**Exercise prompt**
Identify the lines in the data below that contain "this" and give only how many there are.
-- start of Task input --
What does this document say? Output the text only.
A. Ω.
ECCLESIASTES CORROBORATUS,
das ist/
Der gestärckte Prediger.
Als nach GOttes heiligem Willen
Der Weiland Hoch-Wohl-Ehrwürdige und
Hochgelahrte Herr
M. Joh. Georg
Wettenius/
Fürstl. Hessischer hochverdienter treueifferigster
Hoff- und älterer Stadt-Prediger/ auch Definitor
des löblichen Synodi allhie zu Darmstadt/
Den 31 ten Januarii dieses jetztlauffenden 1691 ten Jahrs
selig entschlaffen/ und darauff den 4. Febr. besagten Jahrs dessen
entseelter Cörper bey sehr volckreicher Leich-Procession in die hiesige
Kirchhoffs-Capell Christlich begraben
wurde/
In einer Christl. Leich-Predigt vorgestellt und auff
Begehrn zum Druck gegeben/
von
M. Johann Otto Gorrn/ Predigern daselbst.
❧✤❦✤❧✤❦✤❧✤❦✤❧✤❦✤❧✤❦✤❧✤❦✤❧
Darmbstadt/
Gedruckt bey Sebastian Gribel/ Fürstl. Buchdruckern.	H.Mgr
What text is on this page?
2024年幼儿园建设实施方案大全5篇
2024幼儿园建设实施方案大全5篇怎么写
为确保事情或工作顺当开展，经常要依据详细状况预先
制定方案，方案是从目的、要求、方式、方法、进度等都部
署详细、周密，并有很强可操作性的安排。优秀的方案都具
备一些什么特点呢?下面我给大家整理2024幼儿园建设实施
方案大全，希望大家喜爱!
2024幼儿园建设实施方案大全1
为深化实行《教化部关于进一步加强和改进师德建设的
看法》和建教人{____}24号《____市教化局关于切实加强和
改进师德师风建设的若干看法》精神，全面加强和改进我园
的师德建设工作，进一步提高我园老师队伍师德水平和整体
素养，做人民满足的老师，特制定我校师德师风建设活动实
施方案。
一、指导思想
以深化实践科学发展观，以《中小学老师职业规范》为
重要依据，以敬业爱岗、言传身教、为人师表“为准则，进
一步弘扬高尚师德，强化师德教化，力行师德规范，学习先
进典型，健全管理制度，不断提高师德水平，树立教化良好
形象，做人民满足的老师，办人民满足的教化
-- end of Task input --
**Correct output**
2